## Directions
Print every entry, word for word, and skip the images.

## Records shown
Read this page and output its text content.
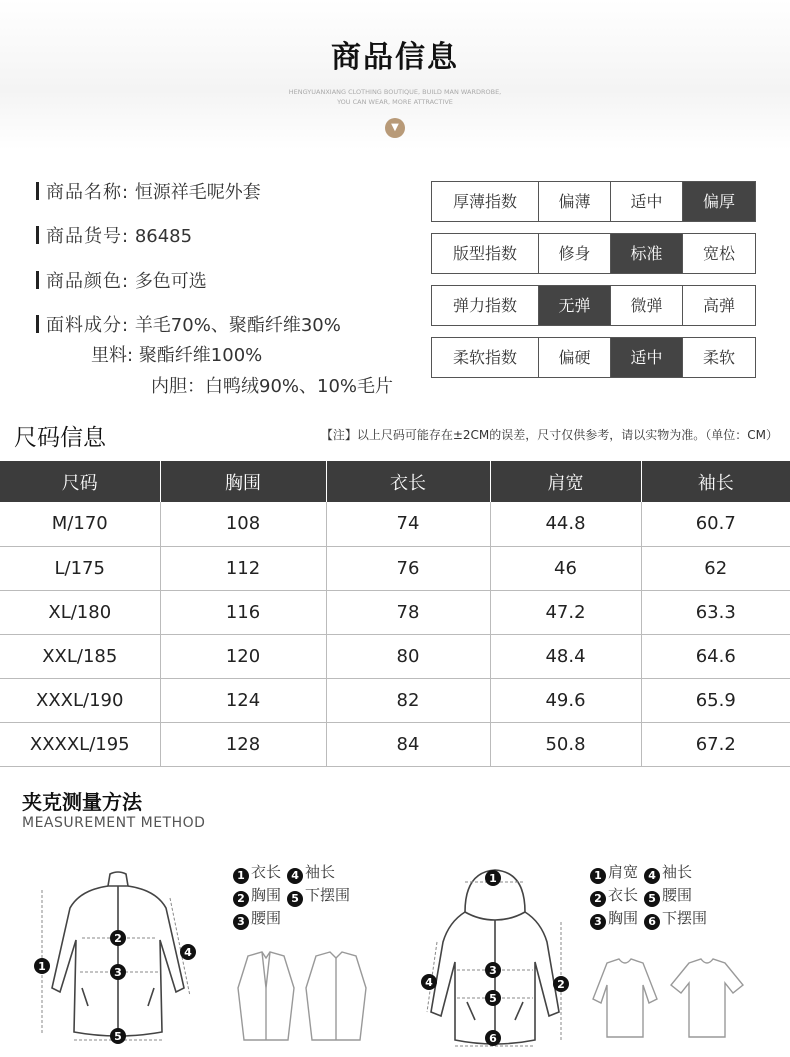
商品信息
HENGYUANXIANG CLOTHING BOUTIQUE, BUILD MAN WARDROBE,
YOU CAN WEAR, MORE ATTRACTIVE
▼
商品名称: 恒源祥毛呢外套
商品货号: 86485
商品颜色: 多色可选
面料成分: 羊毛70%、聚酯纤维30%
里料: 聚酯纤维100%
内胆：白鸭绒90%、10%毛片
厚薄指数	偏薄	适中	偏厚
版型指数	修身	标准	宽松
弹力指数	无弹	微弹	高弹
柔软指数	偏硬	适中	柔软
尺码信息	【注】以上尺码可能存在±2CM的误差，尺寸仅供参考，请以实物为准。（单位：CM）
尺码	胸围	衣长	肩宽	袖长
M/170	108	74	44.8	60.7
L/175	112	76	46	62
XL/180	116	78	47.2	63.3
XXL/185	120	80	48.4	64.6
XXXL/190	124	82	49.6	65.9
XXXXL/195	128	84	50.8	67.2
夹克测量方法
MEASUREMENT METHOD
1 衣长 4 袖长
2 胸围 5 下摆围
3 腰围
1 肩宽 4 袖长
2 衣长 5 腰围
3 胸围 6 下摆围
1
2
3
4
5
1
2
3
4
5
6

## Exercise solution
Read this page and output its text content.
商品信息
HENGYUANXIANG CLOTHING BOUTIQUE, BUILD MAN WARDROBE,
YOU CAN WEAR, MORE ATTRACTIVE
▼
商品名称: 恒源祥毛呢外套
商品货号: 86485
商品颜色: 多色可选
面料成分: 羊毛70%、聚酯纤维30%
里料: 聚酯纤维100%
内胆：白鸭绒90%、10%毛片
厚薄指数	偏薄	适中	偏厚
版型指数	修身	标准	宽松
弹力指数	无弹	微弹	高弹
柔软指数	偏硬	适中	柔软
尺码信息	【注】以上尺码可能存在±2CM的误差，尺寸仅供参考，请以实物为准。（单位：CM）
尺码	胸围	衣长	肩宽	袖长
M/170	108	74	44.8	60.7
L/175	112	76	46	62
XL/180	116	78	47.2	63.3
XXL/185	120	80	48.4	64.6
XXXL/190	124	82	49.6	65.9
XXXXL/195	128	84	50.8	67.2
夹克测量方法
MEASUREMENT METHOD
1 衣长 4 袖长
2 胸围 5 下摆围
3 腰围
1 肩宽 4 袖长
2 衣长 5 腰围
3 胸围 6 下摆围
1
2
3
4
5
1
2
3
4
5
6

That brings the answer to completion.